◆ STORED DATA
--- --- ---

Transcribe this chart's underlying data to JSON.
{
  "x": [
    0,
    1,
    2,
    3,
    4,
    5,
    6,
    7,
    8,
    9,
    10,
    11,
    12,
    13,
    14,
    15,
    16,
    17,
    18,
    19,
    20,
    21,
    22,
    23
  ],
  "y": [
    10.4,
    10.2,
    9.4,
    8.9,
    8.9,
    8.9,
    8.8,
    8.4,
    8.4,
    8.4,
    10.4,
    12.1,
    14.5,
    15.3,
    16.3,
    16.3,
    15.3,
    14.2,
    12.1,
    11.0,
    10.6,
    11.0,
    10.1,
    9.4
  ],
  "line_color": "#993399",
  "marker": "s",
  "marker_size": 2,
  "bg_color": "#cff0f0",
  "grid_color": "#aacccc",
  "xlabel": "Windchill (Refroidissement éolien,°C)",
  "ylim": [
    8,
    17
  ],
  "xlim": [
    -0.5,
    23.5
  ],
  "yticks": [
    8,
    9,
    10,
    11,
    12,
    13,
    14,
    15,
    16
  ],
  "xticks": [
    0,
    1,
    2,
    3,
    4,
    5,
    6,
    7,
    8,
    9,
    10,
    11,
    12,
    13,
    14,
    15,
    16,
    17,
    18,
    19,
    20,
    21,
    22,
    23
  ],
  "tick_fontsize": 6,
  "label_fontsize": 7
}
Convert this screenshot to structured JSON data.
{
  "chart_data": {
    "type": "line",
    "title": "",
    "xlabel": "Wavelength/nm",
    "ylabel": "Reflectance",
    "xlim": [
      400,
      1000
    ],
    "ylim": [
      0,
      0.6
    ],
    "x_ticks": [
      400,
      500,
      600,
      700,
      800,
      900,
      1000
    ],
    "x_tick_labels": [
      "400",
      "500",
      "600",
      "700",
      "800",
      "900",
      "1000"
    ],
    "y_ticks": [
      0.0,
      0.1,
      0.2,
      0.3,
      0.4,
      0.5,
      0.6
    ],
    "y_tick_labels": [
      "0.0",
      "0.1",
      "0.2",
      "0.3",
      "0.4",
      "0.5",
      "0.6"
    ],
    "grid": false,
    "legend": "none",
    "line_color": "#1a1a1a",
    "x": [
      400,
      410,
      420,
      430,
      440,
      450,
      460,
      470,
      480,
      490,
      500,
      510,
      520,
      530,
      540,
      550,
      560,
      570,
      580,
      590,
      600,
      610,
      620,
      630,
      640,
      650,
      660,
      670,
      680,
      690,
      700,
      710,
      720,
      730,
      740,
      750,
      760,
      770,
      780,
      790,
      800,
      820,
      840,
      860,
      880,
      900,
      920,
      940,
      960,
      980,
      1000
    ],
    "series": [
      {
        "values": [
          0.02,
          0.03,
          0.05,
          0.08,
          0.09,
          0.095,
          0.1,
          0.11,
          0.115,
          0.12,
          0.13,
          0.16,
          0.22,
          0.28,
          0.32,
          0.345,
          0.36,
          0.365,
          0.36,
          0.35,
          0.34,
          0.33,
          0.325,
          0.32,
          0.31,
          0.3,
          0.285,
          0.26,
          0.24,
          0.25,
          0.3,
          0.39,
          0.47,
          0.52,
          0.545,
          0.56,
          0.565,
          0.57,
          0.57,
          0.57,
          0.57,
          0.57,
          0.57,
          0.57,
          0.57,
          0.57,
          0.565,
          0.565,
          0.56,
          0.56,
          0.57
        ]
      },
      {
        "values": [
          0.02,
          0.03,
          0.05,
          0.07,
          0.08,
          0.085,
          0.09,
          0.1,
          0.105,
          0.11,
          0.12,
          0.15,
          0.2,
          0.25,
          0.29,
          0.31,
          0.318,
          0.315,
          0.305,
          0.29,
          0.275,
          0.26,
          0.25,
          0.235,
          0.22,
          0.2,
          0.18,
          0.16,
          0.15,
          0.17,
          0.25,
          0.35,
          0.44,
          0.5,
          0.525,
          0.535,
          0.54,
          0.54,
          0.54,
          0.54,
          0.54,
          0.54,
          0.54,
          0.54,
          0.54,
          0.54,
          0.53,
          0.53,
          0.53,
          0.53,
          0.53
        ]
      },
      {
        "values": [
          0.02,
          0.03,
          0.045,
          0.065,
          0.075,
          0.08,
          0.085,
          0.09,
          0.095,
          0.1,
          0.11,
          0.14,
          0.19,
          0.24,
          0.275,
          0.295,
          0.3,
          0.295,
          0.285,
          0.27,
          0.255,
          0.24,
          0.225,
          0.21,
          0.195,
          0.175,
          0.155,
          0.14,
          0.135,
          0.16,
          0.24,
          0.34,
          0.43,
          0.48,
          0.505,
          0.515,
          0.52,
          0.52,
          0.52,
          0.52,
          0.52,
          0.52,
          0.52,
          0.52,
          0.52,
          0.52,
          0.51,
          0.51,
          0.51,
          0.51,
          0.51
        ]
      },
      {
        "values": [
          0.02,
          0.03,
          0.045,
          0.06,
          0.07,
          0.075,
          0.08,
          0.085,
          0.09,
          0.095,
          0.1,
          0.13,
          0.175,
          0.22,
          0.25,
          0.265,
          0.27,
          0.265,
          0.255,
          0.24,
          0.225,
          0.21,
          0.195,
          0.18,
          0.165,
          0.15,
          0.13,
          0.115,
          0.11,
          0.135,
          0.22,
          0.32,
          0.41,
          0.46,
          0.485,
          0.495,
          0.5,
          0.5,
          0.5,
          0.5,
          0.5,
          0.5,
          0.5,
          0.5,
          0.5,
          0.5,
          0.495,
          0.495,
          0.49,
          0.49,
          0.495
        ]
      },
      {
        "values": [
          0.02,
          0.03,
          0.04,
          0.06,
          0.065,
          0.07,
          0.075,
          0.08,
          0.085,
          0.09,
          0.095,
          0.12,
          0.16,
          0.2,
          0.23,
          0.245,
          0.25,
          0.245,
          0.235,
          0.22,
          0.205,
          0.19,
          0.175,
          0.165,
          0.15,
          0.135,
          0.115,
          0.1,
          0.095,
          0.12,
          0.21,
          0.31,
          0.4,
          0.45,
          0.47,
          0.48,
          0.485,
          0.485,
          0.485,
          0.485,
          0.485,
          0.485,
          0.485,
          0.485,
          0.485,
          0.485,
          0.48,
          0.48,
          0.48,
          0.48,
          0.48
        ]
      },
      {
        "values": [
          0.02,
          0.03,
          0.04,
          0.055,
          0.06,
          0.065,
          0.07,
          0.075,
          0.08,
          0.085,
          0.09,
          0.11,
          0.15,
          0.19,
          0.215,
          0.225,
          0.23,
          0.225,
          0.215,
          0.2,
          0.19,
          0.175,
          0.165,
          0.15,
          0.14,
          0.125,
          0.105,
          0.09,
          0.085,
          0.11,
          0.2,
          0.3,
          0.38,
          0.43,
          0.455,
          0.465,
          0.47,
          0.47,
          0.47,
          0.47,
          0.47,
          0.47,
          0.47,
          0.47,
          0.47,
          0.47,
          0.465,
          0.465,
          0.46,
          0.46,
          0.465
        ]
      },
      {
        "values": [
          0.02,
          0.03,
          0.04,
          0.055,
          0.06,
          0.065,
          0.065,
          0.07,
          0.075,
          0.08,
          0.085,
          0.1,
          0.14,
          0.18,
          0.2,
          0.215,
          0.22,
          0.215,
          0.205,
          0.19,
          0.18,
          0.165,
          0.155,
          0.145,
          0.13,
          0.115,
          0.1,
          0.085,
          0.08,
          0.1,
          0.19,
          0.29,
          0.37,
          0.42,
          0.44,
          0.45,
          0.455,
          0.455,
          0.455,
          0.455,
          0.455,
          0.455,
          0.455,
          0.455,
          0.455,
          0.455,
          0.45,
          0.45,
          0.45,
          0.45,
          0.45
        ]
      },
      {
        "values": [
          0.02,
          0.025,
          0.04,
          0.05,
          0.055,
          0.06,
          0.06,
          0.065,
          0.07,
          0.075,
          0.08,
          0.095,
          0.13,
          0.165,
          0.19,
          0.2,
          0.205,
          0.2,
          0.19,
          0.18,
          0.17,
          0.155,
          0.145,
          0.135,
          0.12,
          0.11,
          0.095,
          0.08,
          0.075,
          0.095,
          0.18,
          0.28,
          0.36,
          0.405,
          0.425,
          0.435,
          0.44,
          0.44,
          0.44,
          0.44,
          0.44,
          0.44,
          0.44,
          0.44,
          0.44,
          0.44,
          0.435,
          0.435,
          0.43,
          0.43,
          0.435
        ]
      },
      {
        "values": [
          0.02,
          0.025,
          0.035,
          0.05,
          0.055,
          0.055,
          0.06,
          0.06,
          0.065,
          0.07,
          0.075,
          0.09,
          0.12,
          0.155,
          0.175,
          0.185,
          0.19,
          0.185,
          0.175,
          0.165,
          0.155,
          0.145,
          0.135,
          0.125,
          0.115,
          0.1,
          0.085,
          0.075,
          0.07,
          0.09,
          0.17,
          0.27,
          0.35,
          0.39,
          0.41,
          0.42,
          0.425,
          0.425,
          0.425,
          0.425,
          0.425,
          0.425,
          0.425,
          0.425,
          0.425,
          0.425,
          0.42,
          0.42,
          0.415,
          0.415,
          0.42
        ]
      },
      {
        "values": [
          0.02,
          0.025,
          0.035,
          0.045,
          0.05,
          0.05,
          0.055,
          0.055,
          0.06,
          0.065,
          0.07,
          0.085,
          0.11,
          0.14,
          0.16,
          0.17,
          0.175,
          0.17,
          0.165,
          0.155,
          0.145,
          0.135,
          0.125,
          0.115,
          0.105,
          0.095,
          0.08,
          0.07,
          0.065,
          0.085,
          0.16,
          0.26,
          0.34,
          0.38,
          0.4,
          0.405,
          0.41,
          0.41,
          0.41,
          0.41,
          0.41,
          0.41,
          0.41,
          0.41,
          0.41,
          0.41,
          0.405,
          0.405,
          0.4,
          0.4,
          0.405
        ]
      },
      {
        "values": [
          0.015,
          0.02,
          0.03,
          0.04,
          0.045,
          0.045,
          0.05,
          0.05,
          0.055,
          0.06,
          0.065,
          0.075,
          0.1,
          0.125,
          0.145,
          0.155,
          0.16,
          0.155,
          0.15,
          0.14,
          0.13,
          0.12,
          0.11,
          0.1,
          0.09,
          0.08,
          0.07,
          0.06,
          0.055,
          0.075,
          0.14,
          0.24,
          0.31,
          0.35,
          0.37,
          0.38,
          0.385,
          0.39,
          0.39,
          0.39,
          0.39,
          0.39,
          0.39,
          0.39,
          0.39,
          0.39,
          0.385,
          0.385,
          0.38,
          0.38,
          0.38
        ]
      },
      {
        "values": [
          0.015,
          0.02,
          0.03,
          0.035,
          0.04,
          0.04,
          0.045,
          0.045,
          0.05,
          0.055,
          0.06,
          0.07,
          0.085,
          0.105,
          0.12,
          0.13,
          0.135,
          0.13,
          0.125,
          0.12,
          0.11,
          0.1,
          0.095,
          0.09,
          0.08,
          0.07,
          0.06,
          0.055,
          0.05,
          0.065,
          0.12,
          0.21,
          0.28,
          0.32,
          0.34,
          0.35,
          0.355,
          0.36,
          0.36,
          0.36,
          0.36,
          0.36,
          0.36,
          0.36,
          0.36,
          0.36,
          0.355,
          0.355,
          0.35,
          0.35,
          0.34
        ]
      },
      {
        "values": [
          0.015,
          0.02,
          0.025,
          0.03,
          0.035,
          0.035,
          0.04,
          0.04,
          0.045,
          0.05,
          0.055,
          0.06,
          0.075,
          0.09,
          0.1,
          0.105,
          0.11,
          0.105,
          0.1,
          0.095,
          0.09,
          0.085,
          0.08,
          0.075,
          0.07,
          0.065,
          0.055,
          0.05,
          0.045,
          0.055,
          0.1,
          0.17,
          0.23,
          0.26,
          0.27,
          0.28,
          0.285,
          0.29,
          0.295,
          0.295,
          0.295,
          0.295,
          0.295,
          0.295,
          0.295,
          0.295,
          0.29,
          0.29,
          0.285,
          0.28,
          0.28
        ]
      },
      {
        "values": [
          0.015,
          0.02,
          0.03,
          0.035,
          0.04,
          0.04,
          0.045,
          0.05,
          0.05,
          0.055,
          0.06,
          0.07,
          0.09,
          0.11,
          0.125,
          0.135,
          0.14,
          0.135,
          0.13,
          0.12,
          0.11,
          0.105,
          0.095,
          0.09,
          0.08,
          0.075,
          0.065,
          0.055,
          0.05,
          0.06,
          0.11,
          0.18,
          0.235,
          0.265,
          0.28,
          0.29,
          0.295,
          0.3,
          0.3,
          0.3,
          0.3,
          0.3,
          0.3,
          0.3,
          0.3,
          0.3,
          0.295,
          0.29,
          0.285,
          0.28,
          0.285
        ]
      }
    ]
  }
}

--- --- ---

◆ WHAT NEEDS TO BE DONE
Tally the lines of the listing above that include the word "JSON". Answer with the number alone.

◆ REPLY TO THE EXERCISE
2